Records contained in a dataset:
════

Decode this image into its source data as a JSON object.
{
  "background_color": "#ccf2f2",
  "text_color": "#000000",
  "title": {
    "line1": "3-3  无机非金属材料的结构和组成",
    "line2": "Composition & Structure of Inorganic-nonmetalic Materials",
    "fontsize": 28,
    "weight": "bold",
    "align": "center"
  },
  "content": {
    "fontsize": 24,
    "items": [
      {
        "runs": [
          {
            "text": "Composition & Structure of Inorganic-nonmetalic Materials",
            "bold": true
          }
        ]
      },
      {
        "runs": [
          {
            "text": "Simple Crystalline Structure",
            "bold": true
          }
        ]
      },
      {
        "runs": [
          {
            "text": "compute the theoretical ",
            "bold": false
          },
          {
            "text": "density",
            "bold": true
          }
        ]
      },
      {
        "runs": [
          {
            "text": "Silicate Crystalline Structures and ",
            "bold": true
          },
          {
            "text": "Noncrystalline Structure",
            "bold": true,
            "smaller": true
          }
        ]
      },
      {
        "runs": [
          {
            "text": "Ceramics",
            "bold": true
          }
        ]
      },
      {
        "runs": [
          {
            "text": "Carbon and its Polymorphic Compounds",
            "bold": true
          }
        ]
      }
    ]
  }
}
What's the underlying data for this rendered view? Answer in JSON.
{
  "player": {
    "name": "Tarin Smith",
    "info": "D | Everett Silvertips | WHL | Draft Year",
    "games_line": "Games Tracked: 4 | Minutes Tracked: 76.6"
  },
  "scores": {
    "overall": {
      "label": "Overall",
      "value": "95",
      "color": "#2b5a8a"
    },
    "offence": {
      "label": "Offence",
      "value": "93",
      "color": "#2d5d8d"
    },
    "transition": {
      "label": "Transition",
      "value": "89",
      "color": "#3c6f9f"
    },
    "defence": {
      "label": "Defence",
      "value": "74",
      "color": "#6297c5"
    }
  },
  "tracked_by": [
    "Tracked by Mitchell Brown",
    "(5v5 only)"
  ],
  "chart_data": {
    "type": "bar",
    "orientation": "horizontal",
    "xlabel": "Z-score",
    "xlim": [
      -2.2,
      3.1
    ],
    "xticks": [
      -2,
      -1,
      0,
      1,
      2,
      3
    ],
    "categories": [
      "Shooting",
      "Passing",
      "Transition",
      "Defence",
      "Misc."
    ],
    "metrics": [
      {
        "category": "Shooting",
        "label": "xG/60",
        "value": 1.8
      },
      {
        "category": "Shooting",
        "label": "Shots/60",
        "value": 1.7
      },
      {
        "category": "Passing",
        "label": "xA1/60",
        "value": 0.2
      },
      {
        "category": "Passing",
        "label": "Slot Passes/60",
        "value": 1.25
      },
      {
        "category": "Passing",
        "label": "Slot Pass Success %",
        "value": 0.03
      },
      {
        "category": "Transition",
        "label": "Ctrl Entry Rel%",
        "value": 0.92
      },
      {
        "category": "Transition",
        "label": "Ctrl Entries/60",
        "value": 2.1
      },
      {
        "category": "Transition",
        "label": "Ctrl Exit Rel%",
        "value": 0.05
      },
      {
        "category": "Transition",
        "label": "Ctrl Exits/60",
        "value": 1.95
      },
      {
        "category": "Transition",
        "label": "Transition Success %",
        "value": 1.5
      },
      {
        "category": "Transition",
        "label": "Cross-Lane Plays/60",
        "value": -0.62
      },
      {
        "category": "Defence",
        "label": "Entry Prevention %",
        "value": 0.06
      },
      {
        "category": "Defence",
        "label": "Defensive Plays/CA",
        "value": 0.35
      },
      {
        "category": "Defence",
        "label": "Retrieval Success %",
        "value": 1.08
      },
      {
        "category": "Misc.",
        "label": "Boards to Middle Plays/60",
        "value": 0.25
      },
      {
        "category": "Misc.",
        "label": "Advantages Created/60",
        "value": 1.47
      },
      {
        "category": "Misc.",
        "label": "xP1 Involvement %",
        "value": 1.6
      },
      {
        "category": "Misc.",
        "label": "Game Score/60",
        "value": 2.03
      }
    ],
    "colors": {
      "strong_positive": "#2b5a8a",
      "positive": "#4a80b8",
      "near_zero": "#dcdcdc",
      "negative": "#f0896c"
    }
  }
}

════

Copy down the whole of the data above, matching it exactly.

Decode this image into its source data as a JSON object.
{
  "background_color": "#ccf2f2",
  "text_color": "#000000",
  "title": {
    "line1": "3-3  无机非金属材料的结构和组成",
    "line2": "Composition & Structure of Inorganic-nonmetalic Materials",
    "fontsize": 28,
    "weight": "bold",
    "align": "center"
  },
  "content": {
    "fontsize": 24,
    "items": [
      {
        "runs": [
          {
            "text": "Composition & Structure of Inorganic-nonmetalic Materials",
            "bold": true
          }
        ]
      },
      {
        "runs": [
          {
            "text": "Simple Crystalline Structure",
            "bold": true
          }
        ]
      },
      {
        "runs": [
          {
            "text": "compute the theoretical ",
            "bold": false
          },
          {
            "text": "density",
            "bold": true
          }
        ]
      },
      {
        "runs": [
          {
            "text": "Silicate Crystalline Structures and ",
            "bold": true
          },
          {
            "text": "Noncrystalline Structure",
            "bold": true,
            "smaller": true
          }
        ]
      },
      {
        "runs": [
          {
            "text": "Ceramics",
            "bold": true
          }
        ]
      },
      {
        "runs": [
          {
            "text": "Carbon and its Polymorphic Compounds",
            "bold": true
          }
        ]
      }
    ]
  }
}
What's the underlying data for this rendered view? Answer in JSON.
{
  "player": {
    "name": "Tarin Smith",
    "info": "D | Everett Silvertips | WHL | Draft Year",
    "games_line": "Games Tracked: 4 | Minutes Tracked: 76.6"
  },
  "scores": {
    "overall": {
      "label": "Overall",
      "value": "95",
      "color": "#2b5a8a"
    },
    "offence": {
      "label": "Offence",
      "value": "93",
      "color": "#2d5d8d"
    },
    "transition": {
      "label": "Transition",
      "value": "89",
      "color": "#3c6f9f"
    },
    "defence": {
      "label": "Defence",
      "value": "74",
      "color": "#6297c5"
    }
  },
  "tracked_by": [
    "Tracked by Mitchell Brown",
    "(5v5 only)"
  ],
  "chart_data": {
    "type": "bar",
    "orientation": "horizontal",
    "xlabel": "Z-score",
    "xlim": [
      -2.2,
      3.1
    ],
    "xticks": [
      -2,
      -1,
      0,
      1,
      2,
      3
    ],
    "categories": [
      "Shooting",
      "Passing",
      "Transition",
      "Defence",
      "Misc."
    ],
    "metrics": [
      {
        "category": "Shooting",
        "label": "xG/60",
        "value": 1.8
      },
      {
        "category": "Shooting",
        "label": "Shots/60",
        "value": 1.7
      },
      {
        "category": "Passing",
        "label": "xA1/60",
        "value": 0.2
      },
      {
        "category": "Passing",
        "label": "Slot Passes/60",
        "value": 1.25
      },
      {
        "category": "Passing",
        "label": "Slot Pass Success %",
        "value": 0.03
      },
      {
        "category": "Transition",
        "label": "Ctrl Entry Rel%",
        "value": 0.92
      },
      {
        "category": "Transition",
        "label": "Ctrl Entries/60",
        "value": 2.1
      },
      {
        "category": "Transition",
        "label": "Ctrl Exit Rel%",
        "value": 0.05
      },
      {
        "category": "Transition",
        "label": "Ctrl Exits/60",
        "value": 1.95
      },
      {
        "category": "Transition",
        "label": "Transition Success %",
        "value": 1.5
      },
      {
        "category": "Transition",
        "label": "Cross-Lane Plays/60",
        "value": -0.62
      },
      {
        "category": "Defence",
        "label": "Entry Prevention %",
        "value": 0.06
      },
      {
        "category": "Defence",
        "label": "Defensive Plays/CA",
        "value": 0.35
      },
      {
        "category": "Defence",
        "label": "Retrieval Success %",
        "value": 1.08
      },
      {
        "category": "Misc.",
        "label": "Boards to Middle Plays/60",
        "value": 0.25
      },
      {
        "category": "Misc.",
        "label": "Advantages Created/60",
        "value": 1.47
      },
      {
        "category": "Misc.",
        "label": "xP1 Involvement %",
        "value": 1.6
      },
      {
        "category": "Misc.",
        "label": "Game Score/60",
        "value": 2.03
      }
    ],
    "colors": {
      "strong_positive": "#2b5a8a",
      "positive": "#4a80b8",
      "near_zero": "#dcdcdc",
      "negative": "#f0896c"
    }
  }
}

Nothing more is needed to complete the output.